> TEXTO A LER

========================

ARRENDAMENTO RURAL
SUB-ARRENDAMENTO
NULIDADE
ACÇÃO DE REIVINDICAÇÃO
SENHORIO
INDEMNIZAÇÃO
Sumário

I - Nos casos em que os senhorios e subarrendatários não tenham celebrado os contratos de arrendamento (directo) prescritos na parte final do n.5 do artigo 24 do Decreto-Lei n.201/75, de 15 de Abril, os contratos de subarrendamento total ou parcial, anteriores ou posteriores a este diploma, mantêm-se não se considerando abrangidos pela sanção da inexistência, como ela é descrita no artigo 24, mas continuam sujeitos à declaração de nulidade, nos termos que decorrem, primeiramente do artigo 1078 do Código Civil, e, em seguida, do artigo 36 da Lei do Arrendamento Rural.
II - No caso de subarrendamento, o senhorio, para obter a restituição do objecto da locação depois de resolvido o contrato de arrendamento, deve lançar mão, não da acção de despejo, mas da acção de reivindicação.
III - Tendo o contrato de subarrendamento perdurado até à declaração da sua nulidade, o senhorio não tem direito a qualquer indemnização, quer a título de responsabilidade civil, quer a título de enriquecimento sem causa.

========================

> EXCERTOS DOS REGISTOS
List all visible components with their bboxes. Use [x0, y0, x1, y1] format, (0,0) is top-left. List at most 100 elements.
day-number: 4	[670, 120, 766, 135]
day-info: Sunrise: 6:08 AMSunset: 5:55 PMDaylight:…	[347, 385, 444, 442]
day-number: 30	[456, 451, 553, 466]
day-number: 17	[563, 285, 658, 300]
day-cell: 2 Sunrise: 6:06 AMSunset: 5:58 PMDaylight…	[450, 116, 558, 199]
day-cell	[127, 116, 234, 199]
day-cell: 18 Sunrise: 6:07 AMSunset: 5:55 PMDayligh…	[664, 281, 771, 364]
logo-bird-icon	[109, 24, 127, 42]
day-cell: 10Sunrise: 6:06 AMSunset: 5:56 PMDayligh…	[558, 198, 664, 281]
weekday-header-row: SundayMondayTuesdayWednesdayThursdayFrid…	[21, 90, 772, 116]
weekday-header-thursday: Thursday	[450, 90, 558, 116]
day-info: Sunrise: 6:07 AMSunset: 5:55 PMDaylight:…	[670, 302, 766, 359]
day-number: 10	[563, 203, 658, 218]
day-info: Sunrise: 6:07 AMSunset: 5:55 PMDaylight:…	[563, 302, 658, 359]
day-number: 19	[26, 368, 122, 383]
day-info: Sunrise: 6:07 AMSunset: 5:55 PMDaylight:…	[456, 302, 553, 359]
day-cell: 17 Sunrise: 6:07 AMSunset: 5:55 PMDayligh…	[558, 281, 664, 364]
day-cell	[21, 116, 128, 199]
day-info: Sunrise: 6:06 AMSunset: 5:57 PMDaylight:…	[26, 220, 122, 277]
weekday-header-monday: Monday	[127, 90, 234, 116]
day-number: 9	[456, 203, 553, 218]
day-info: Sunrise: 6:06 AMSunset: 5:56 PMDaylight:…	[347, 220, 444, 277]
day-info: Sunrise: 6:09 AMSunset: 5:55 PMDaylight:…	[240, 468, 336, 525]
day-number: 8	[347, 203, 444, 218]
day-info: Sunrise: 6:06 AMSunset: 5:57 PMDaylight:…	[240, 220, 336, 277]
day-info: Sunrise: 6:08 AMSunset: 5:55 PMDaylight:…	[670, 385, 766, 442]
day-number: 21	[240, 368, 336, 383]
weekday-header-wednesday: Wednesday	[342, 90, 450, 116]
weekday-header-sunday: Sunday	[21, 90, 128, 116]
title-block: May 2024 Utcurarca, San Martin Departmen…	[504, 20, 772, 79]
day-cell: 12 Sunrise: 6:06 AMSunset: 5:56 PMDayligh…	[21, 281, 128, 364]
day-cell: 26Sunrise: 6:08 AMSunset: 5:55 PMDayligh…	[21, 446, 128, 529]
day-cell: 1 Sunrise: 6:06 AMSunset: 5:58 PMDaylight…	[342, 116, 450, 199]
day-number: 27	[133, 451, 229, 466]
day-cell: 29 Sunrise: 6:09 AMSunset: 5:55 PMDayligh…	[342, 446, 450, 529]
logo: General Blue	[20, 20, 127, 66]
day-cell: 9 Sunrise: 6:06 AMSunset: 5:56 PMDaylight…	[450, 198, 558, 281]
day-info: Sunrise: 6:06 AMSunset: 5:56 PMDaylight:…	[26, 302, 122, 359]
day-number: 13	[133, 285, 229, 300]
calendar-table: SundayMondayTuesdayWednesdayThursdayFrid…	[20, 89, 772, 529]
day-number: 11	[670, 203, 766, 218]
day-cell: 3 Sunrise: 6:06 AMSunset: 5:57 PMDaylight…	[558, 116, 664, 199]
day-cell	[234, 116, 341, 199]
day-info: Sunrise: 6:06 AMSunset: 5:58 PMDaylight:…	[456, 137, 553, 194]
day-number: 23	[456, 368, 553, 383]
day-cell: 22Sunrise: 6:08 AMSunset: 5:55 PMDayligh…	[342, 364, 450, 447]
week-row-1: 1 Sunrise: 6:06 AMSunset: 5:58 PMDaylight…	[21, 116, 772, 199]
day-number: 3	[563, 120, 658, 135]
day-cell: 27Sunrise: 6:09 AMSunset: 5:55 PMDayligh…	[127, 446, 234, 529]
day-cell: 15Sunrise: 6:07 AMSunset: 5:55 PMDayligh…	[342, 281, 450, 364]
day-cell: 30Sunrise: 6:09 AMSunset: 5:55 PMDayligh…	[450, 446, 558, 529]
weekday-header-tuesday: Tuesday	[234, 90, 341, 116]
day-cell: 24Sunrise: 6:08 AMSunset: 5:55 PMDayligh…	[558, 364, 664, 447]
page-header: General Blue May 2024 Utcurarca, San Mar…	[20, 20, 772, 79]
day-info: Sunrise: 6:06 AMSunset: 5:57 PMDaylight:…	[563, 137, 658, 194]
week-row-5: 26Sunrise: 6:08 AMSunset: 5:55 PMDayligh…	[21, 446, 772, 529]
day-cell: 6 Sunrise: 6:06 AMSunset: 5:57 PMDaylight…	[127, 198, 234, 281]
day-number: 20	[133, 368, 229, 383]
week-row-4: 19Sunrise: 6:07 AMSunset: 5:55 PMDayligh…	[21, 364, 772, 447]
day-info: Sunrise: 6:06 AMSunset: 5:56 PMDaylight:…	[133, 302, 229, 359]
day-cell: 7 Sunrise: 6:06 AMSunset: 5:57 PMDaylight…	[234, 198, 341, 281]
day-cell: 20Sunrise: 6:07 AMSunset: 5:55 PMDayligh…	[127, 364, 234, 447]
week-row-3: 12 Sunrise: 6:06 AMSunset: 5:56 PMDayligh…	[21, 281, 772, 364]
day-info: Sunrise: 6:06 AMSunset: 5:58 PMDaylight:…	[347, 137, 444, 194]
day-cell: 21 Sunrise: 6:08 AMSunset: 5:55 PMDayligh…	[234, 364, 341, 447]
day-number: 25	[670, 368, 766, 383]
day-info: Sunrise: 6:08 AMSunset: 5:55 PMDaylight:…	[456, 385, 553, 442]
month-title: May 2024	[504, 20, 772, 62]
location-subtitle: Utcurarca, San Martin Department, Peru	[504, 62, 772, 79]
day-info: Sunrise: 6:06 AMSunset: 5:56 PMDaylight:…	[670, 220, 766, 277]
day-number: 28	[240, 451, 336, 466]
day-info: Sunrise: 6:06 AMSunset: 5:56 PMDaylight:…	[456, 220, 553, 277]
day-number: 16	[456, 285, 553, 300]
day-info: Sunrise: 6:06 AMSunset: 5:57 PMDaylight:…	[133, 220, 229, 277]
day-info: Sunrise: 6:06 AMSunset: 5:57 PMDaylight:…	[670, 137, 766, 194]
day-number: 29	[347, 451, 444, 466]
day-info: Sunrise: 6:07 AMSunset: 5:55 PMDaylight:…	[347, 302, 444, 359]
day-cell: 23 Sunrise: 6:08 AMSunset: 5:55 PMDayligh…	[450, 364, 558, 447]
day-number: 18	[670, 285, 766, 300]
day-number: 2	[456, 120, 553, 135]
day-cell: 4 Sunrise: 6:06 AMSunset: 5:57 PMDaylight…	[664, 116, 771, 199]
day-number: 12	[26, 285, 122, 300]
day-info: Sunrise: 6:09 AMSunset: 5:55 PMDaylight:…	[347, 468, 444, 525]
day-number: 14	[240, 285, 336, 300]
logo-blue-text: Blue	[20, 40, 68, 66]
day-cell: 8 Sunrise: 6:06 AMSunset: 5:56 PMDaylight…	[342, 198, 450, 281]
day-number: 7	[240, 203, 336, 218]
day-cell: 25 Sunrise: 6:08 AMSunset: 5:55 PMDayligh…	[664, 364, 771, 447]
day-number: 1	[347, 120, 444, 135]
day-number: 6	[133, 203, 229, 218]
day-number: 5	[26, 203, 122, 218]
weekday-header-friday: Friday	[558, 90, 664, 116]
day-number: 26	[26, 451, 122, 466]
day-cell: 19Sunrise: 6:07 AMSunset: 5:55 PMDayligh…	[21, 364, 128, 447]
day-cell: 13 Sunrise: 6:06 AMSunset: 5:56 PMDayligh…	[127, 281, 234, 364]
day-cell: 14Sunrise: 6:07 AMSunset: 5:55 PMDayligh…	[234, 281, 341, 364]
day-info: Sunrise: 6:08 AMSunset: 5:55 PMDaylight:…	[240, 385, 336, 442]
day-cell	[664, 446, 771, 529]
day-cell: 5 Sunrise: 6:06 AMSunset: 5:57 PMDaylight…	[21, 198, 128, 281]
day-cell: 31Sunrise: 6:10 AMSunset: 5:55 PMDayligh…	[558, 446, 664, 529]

========================

> DESCRIÇÃO DA TAREFA
Reproduza sem qualquer alteração o trecho do sumário sobre arrendamento rural que abre com as palavras que contêm "II - No caso" e fecha com "enriquecimento sem causa.".

> RESPOSTA À TAREFA
II - No caso de subarrendamento, o senhorio, para obter a restituição do objecto da locação depois de resolvido o contrato de arrendamento, deve lançar mão, não da acção de despejo, mas da acção de reivindicação.
III - Tendo o contrato de subarrendamento perdurado até à declaração da sua nulidade, o senhorio não tem direito a qualquer indemnização, quer a título de responsabilidade civil, quer a título de enriquecimento sem causa.